(Recorded data)
— Start —

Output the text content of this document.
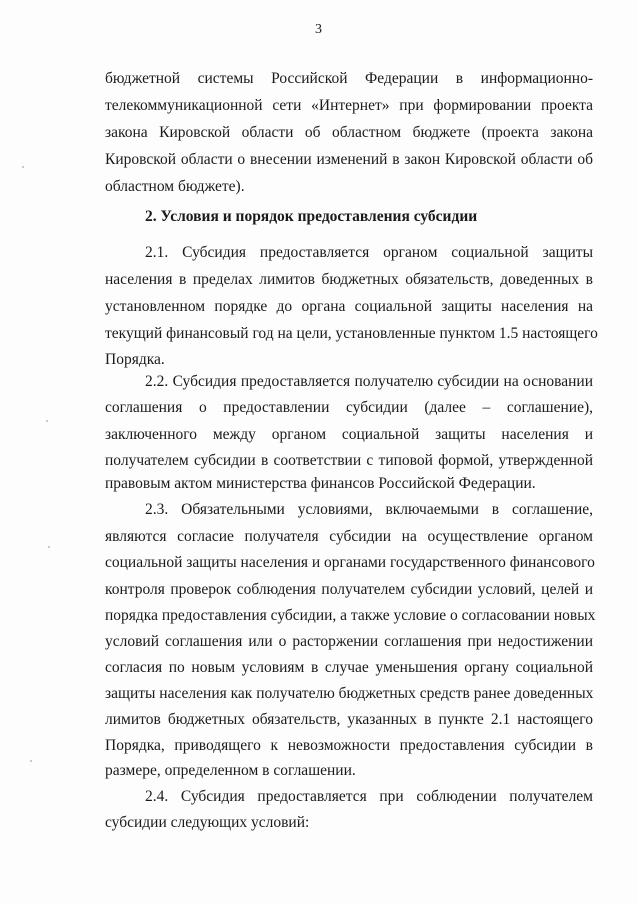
3
бюджетной системы Российской Федерации в информационно-
телекоммуникационной сети «Интернет» при формировании проекта
закона Кировской области об областном бюджете (проекта закона
Кировской области о внесении изменений в закон Кировской области об
областном бюджете).
2. Условия и порядок предоставления субсидии
2.1. Субсидия предоставляется органом социальной защиты
населения в пределах лимитов бюджетных обязательств, доведенных в
установленном порядке до органа социальной защиты населения на
текущий финансовый год на цели, установленные пунктом 1.5 настоящего
Порядка.
2.2. Субсидия предоставляется получателю субсидии на основании
соглашения о предоставлении субсидии (далее – соглашение),
заключенного между органом социальной защиты населения и
получателем субсидии в соответствии с типовой формой, утвержденной
правовым актом министерства финансов Российской Федерации.
2.3. Обязательными условиями, включаемыми в соглашение,
являются согласие получателя субсидии на осуществление органом
социальной защиты населения и органами государственного финансового
контроля проверок соблюдения получателем субсидии условий, целей и
порядка предоставления субсидии, а также условие о согласовании новых
условий соглашения или о расторжении соглашения при недостижении
согласия по новым условиям в случае уменьшения органу социальной
защиты населения как получателю бюджетных средств ранее доведенных
лимитов бюджетных обязательств, указанных в пункте 2.1 настоящего
Порядка, приводящего к невозможности предоставления субсидии в
размере, определенном в соглашении.
2.4. Субсидия предоставляется при соблюдении получателем
субсидии следующих условий:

— End —

▶ _REQUIREMENT_: Using the listing, collect all lines in which the string "получателю" is found.

▶ _TASK ANSWER_:
2.2. Субсидия предоставляется получателю субсидии на основании
защиты населения как получателю бюджетных средств ранее доведенных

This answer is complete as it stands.